| Recorded information |
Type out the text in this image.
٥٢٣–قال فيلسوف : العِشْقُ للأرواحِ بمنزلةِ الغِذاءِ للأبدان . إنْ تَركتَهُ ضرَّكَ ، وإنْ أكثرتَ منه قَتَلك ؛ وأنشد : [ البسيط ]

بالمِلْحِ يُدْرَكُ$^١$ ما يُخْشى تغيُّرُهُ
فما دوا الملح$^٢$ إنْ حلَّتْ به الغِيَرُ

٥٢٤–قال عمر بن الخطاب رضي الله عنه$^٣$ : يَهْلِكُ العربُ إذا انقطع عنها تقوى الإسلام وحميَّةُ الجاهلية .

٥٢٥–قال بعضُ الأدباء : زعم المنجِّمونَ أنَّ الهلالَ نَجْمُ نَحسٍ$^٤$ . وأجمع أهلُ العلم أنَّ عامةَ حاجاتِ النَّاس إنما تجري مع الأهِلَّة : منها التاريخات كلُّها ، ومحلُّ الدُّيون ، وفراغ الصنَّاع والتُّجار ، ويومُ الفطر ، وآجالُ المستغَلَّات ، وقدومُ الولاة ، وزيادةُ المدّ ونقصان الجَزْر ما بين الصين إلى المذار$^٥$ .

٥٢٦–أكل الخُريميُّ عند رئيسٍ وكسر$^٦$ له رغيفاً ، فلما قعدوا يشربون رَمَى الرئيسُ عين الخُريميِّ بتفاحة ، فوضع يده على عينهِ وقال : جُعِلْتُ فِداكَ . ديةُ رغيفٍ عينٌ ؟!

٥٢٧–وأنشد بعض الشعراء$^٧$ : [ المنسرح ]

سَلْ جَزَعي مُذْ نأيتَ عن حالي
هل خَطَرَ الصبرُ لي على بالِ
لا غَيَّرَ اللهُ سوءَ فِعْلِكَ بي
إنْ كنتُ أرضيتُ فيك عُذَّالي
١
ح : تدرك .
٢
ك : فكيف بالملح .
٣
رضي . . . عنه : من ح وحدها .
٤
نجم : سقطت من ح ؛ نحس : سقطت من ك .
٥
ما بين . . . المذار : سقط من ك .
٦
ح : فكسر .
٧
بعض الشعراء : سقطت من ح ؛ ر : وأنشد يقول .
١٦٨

| Directions |
Output all of the data again. Match it exactly.

| Expected output |
Type out the text in this image.
٥٢٣–قال فيلسوف : العِشْقُ للأرواحِ بمنزلةِ الغِذاءِ للأبدان . إنْ تَركتَهُ ضرَّكَ ، وإنْ أكثرتَ منه قَتَلك ؛ وأنشد : [ البسيط ]

بالمِلْحِ يُدْرَكُ$^١$ ما يُخْشى تغيُّرُهُ
فما دوا الملح$^٢$ إنْ حلَّتْ به الغِيَرُ

٥٢٤–قال عمر بن الخطاب رضي الله عنه$^٣$ : يَهْلِكُ العربُ إذا انقطع عنها تقوى الإسلام وحميَّةُ الجاهلية .

٥٢٥–قال بعضُ الأدباء : زعم المنجِّمونَ أنَّ الهلالَ نَجْمُ نَحسٍ$^٤$ . وأجمع أهلُ العلم أنَّ عامةَ حاجاتِ النَّاس إنما تجري مع الأهِلَّة : منها التاريخات كلُّها ، ومحلُّ الدُّيون ، وفراغ الصنَّاع والتُّجار ، ويومُ الفطر ، وآجالُ المستغَلَّات ، وقدومُ الولاة ، وزيادةُ المدّ ونقصان الجَزْر ما بين الصين إلى المذار$^٥$ .

٥٢٦–أكل الخُريميُّ عند رئيسٍ وكسر$^٦$ له رغيفاً ، فلما قعدوا يشربون رَمَى الرئيسُ عين الخُريميِّ بتفاحة ، فوضع يده على عينهِ وقال : جُعِلْتُ فِداكَ . ديةُ رغيفٍ عينٌ ؟!

٥٢٧–وأنشد بعض الشعراء$^٧$ : [ المنسرح ]

سَلْ جَزَعي مُذْ نأيتَ عن حالي
هل خَطَرَ الصبرُ لي على بالِ
لا غَيَّرَ اللهُ سوءَ فِعْلِكَ بي
إنْ كنتُ أرضيتُ فيك عُذَّالي
١
ح : تدرك .
٢
ك : فكيف بالملح .
٣
رضي . . . عنه : من ح وحدها .
٤
نجم : سقطت من ح ؛ نحس : سقطت من ك .
٥
ما بين . . . المذار : سقط من ك .
٦
ح : فكسر .
٧
بعض الشعراء : سقطت من ح ؛ ر : وأنشد يقول .
١٦٨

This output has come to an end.